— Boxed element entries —
>>

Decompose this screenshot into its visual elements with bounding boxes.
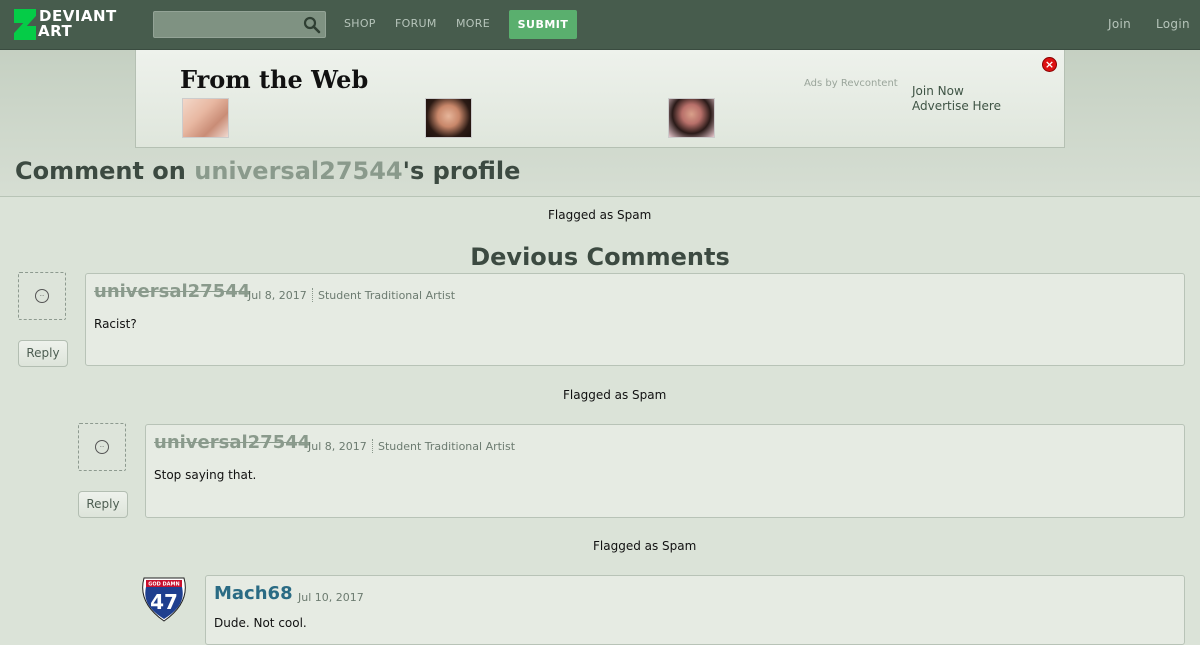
comment-body: Racist? [94,317,137,331]
ad-thumbnail-3[interactable] [668,98,715,138]
profile-user-link[interactable]: universal27544 [194,157,402,185]
comment-date[interactable]: Jul 8, 2017 [248,289,307,302]
comment-card: universal27544 Jul 8, 2017 Student Tradi… [85,273,1185,366]
close-icon[interactable]: × [1042,57,1057,72]
reply-button[interactable]: Reply [78,491,128,518]
ad-thumbnail-2[interactable] [425,98,472,138]
ad-advertise-link[interactable]: Advertise Here [912,99,1001,113]
comment-author-role: Student Traditional Artist [318,289,456,302]
ad-attribution[interactable]: Ads by Revcontent [804,78,898,89]
comment-card: universal27544 Jul 8, 2017 Student Tradi… [145,424,1185,518]
section-title: Devious Comments [470,243,730,271]
spam-flag-notice: Flagged as Spam [593,539,697,553]
comment-date[interactable]: Jul 10, 2017 [298,591,364,604]
ad-title: From the Web [180,65,369,94]
logo-line-2: ART [38,22,73,40]
submit-button[interactable]: SUBMIT [509,10,577,39]
reply-button[interactable]: Reply [18,340,68,367]
spam-flag-notice: Flagged as Spam [563,388,667,402]
comment-date[interactable]: Jul 8, 2017 [308,440,367,453]
login-link[interactable]: Login [1156,17,1190,31]
comment-body: Stop saying that. [154,468,257,482]
comment-card: Mach68 Jul 10, 2017 Dude. Not cool. [205,575,1185,645]
ad-box: From the Web Ads by Revcontent Join Now … [135,50,1065,148]
comment-author-role: Student Traditional Artist [378,440,516,453]
badge-number: 47 [150,590,178,614]
page-title: Comment on universal27544's profile [15,157,520,185]
nav-shop[interactable]: SHOP [344,17,376,30]
comment-body: Dude. Not cool. [214,616,307,630]
search-input[interactable] [153,11,326,38]
page-title-prefix: Comment on [15,157,195,185]
nav-forum[interactable]: FORUM [395,17,437,30]
logo-mark-icon [14,9,36,40]
join-link[interactable]: Join [1108,17,1131,31]
logo-wordmark: DEVIANT ART [38,9,117,40]
meta-divider [372,439,374,453]
search-icon[interactable] [303,16,321,34]
deviantart-logo[interactable]: DEVIANT ART [14,9,130,41]
top-navigation-bar: DEVIANT ART SHOP FORUM MORE SUBMIT Join … [0,0,1200,50]
nav-more[interactable]: MORE [456,17,490,30]
default-avatar-icon: ·· [95,440,109,454]
avatar[interactable]: ·· [78,423,126,471]
default-avatar-icon: ·· [35,289,49,303]
comment-author[interactable]: Mach68 [214,583,293,604]
avatar[interactable]: ·· [18,272,66,320]
page-title-suffix: 's profile [402,157,521,185]
spam-flag-notice: Flagged as Spam [548,208,652,222]
badge-top-text: GOD DAMN [148,582,179,588]
ad-thumbnail-1[interactable] [182,98,229,138]
interstate-shield-avatar[interactable]: GOD DAMN 47 [140,575,188,623]
meta-divider [312,288,314,302]
ad-join-now-link[interactable]: Join Now [912,84,964,98]
comment-author[interactable]: universal27544 [154,432,310,453]
comment-author[interactable]: universal27544 [94,281,250,302]
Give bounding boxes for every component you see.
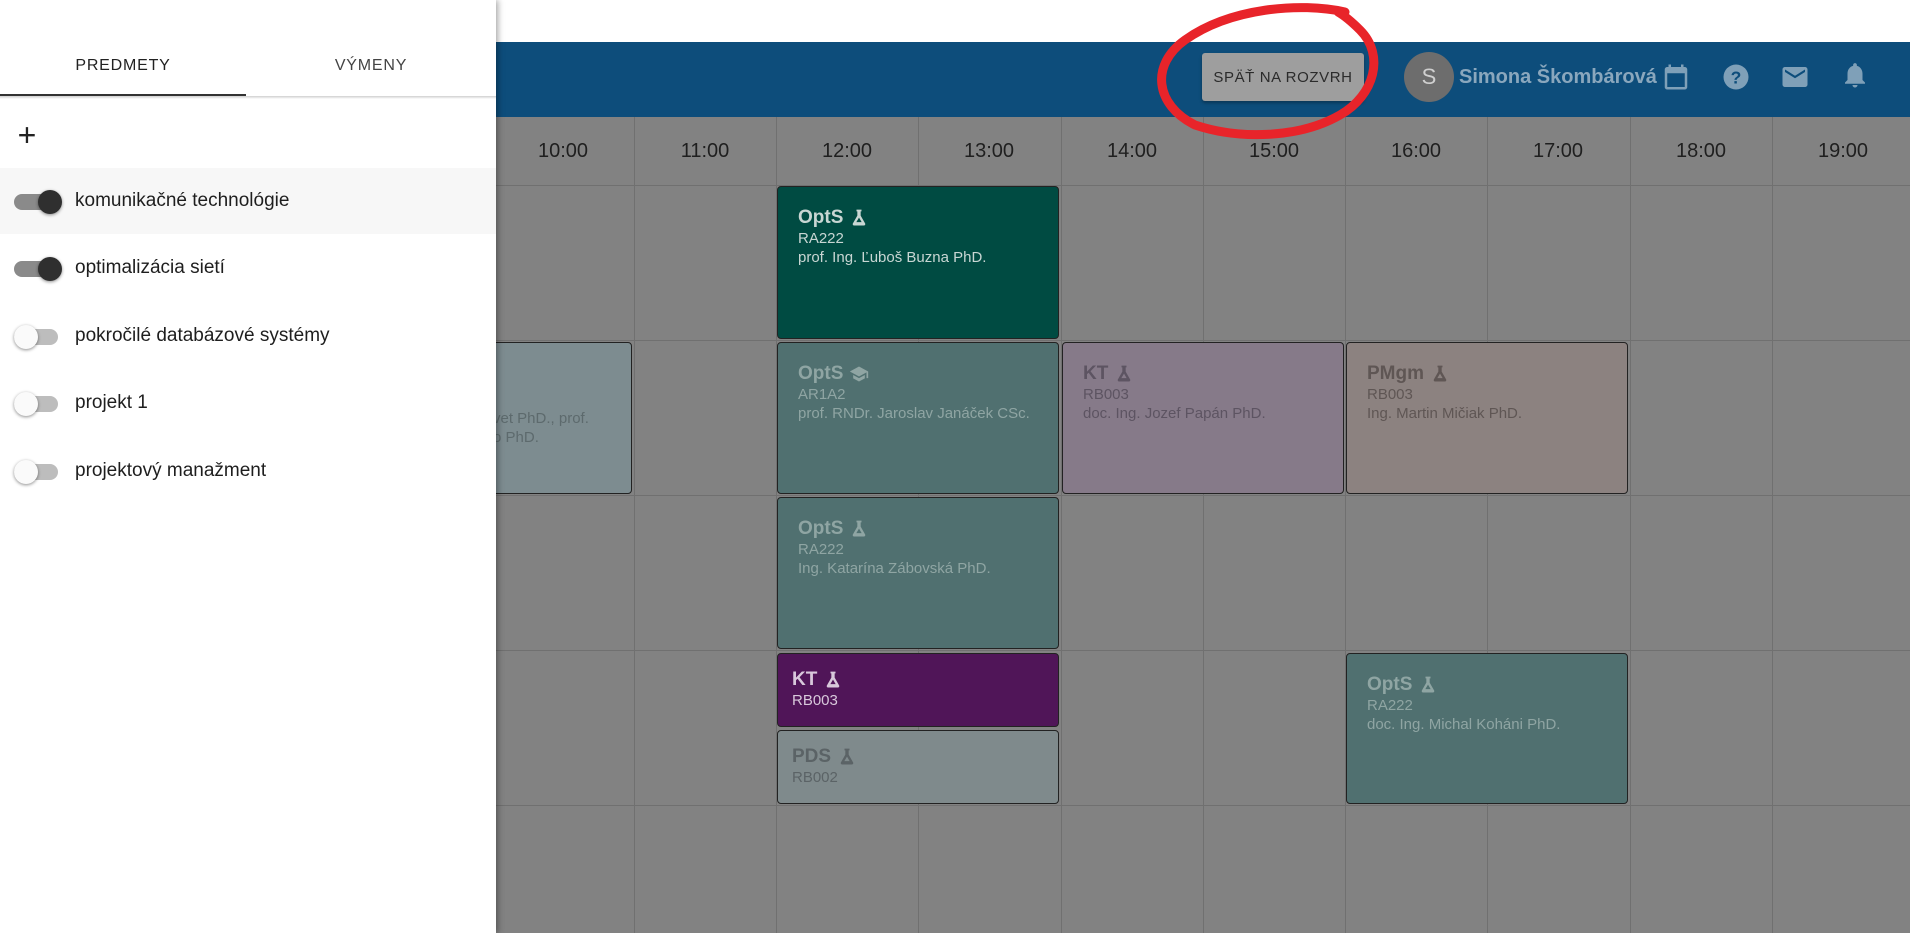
subject-toggle[interactable] [14,190,62,214]
event-room: RB003 [1367,386,1413,403]
event-title: KT [1083,363,1343,385]
flask-icon [837,747,857,767]
event-teacher: prof. RNDr. Jaroslav Janáček CSc. [798,405,1030,422]
hour-label: 18:00 [1675,140,1727,162]
event-room: RA222 [798,541,844,558]
event-card[interactable]: OptS RA222 prof. Ing. Ľuboš Buzna PhD. [777,186,1059,339]
event-title: OptS [798,363,1058,385]
grid-line [1772,117,1773,933]
subject-item[interactable]: komunikačné technológie [0,168,496,234]
flask-icon [849,519,869,539]
hour-label: 16:00 [1390,140,1442,162]
hour-label: 13:00 [963,140,1015,162]
event-title: OptS [798,207,1058,229]
event-teacher: vet PhD., prof. [493,410,589,427]
event-teacher: Ing. Martin Mičiak PhD. [1367,405,1523,422]
hour-label: 10:00 [537,140,589,162]
event-card[interactable]: PDS RB002 [777,730,1059,804]
event-teacher: doc. Ing. Jozef Papán PhD. [1083,405,1266,422]
event-title-text: KT [792,669,818,690]
subject-label: optimalizácia sietí [75,257,225,278]
subject-toggle[interactable] [14,257,62,281]
user-avatar[interactable]: S [1404,52,1454,102]
event-room: RB003 [792,692,838,709]
event-title-text: PDS [792,746,832,767]
subject-label: komunikačné technológie [75,190,290,211]
toggle-knob [14,392,38,416]
event-title: PMgm [1367,363,1627,385]
hour-label: 17:00 [1532,140,1584,162]
subject-item[interactable]: optimalizácia sietí [0,235,496,301]
event-room: RB002 [792,769,838,786]
event-room: RA222 [798,230,844,247]
event-room: RB003 [1083,386,1129,403]
tab-vymeny[interactable]: VÝMENY [246,42,496,98]
back-to-schedule-button[interactable]: SPÄŤ NA ROZVRH [1202,53,1364,101]
flask-icon [1418,675,1438,695]
event-card[interactable]: OptS RA222 Ing. Katarína Zábovská PhD. [777,497,1059,649]
subject-toggle[interactable] [14,392,60,416]
flask-icon [1430,364,1450,384]
event-title: KT [792,669,1058,691]
event-card[interactable]: OptS AR1A2 prof. RNDr. Jaroslav Janáček … [777,342,1059,494]
subject-toggle[interactable] [14,460,60,484]
add-subject-button[interactable]: + [14,119,40,151]
grid-line [1487,117,1488,933]
calendar-icon[interactable] [1661,62,1691,92]
hour-label: 19:00 [1817,140,1869,162]
event-room: AR1A2 [798,386,846,403]
toggle-knob [14,460,38,484]
event-card[interactable]: KT RB003 doc. Ing. Jozef Papán PhD. [1062,342,1344,494]
event-title-text: OptS [798,363,844,384]
subject-label: pokročilé databázové systémy [75,325,330,346]
hour-label: 14:00 [1106,140,1158,162]
toggle-knob [38,257,62,281]
grid-line [634,117,635,933]
event-teacher: doc. Ing. Michal Koháni PhD. [1367,716,1561,733]
tab-predmety[interactable]: PREDMETY [0,42,246,98]
flask-icon [1114,364,1134,384]
subjects-drawer: PREDMETY VÝMENY + komunikačné technológi… [0,0,496,933]
event-title-text: KT [1083,363,1109,384]
bell-icon[interactable] [1840,60,1870,90]
event-card[interactable]: KT RB003 [777,653,1059,727]
event-room: RA222 [1367,697,1413,714]
graduation-cap-icon [849,364,869,384]
event-card[interactable]: OptS RA222 doc. Ing. Michal Koháni PhD. [1346,653,1628,804]
event-teacher: prof. Ing. Ľuboš Buzna PhD. [798,249,987,266]
subject-item[interactable]: projekt 1 [0,370,496,436]
svg-text:?: ? [1731,67,1742,87]
event-title-text: OptS [1367,674,1413,695]
grid-line [1345,117,1346,933]
event-title-text: OptS [798,518,844,539]
tabs-divider [0,96,496,99]
help-icon[interactable]: ? [1721,62,1751,92]
event-title: OptS [798,518,1058,540]
event-title-text: PMgm [1367,363,1424,384]
hour-label: 15:00 [1248,140,1300,162]
event-title: OptS [1367,674,1627,696]
subject-item[interactable]: pokročilé databázové systémy [0,303,496,369]
toggle-knob [38,190,62,214]
event-teacher: o PhD. [493,429,539,446]
toggle-knob [14,325,38,349]
subject-toggle[interactable] [14,325,60,349]
mail-icon[interactable] [1780,62,1810,92]
grid-line [1061,117,1062,933]
user-name[interactable]: Simona Škombárová [1459,62,1657,92]
drawer-tabs: PREDMETY VÝMENY [0,42,496,98]
event-teacher: Ing. Katarína Zábovská PhD. [798,560,991,577]
grid-line [1203,117,1204,933]
hour-label: 11:00 [680,140,730,162]
flask-icon [849,208,869,228]
flask-icon [823,670,843,690]
subject-item[interactable]: projektový manažment [0,438,496,504]
event-card[interactable]: PMgm RB003 Ing. Martin Mičiak PhD. [1346,342,1628,494]
hour-label: 12:00 [821,140,873,162]
event-title-text: OptS [798,207,844,228]
subject-label: projektový manažment [75,460,267,481]
event-title: PDS [792,746,1058,768]
grid-line [1630,117,1631,933]
subject-label: projekt 1 [75,392,148,413]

<<

— Task description —
Turn the part of the listing that opens with the line containing "comment-body: Racist? [94,317,137,331]" and closes with the line containing "ad-attribution[interactable]: Ads by" into a numbered list, leaving out any blank lines.

— In response —
1. comment-body: Racist? [94,317,137,331]
2. ad-thumbnail-3[interactable] [668,98,715,138]
3. profile-user-link[interactable]: universal27544 [194,157,402,185]
4. comment-date[interactable]: Jul 8, 2017 [248,289,307,302]
5. comment-card: universal27544 Jul 8, 2017 Student Tradi… [85,273,1185,366]
6. close-icon[interactable]: × [1042,57,1057,72]
7. reply-button[interactable]: Reply [78,491,128,518]
8. ad-thumbnail-2[interactable] [425,98,472,138]
9. ad-advertise-link[interactable]: Advertise Here [912,99,1001,113]
10. comment-author-role: Student Traditional Artist [318,289,456,302]
11. ad-attribution[interactable]: Ads by Revcontent [804,78,898,89]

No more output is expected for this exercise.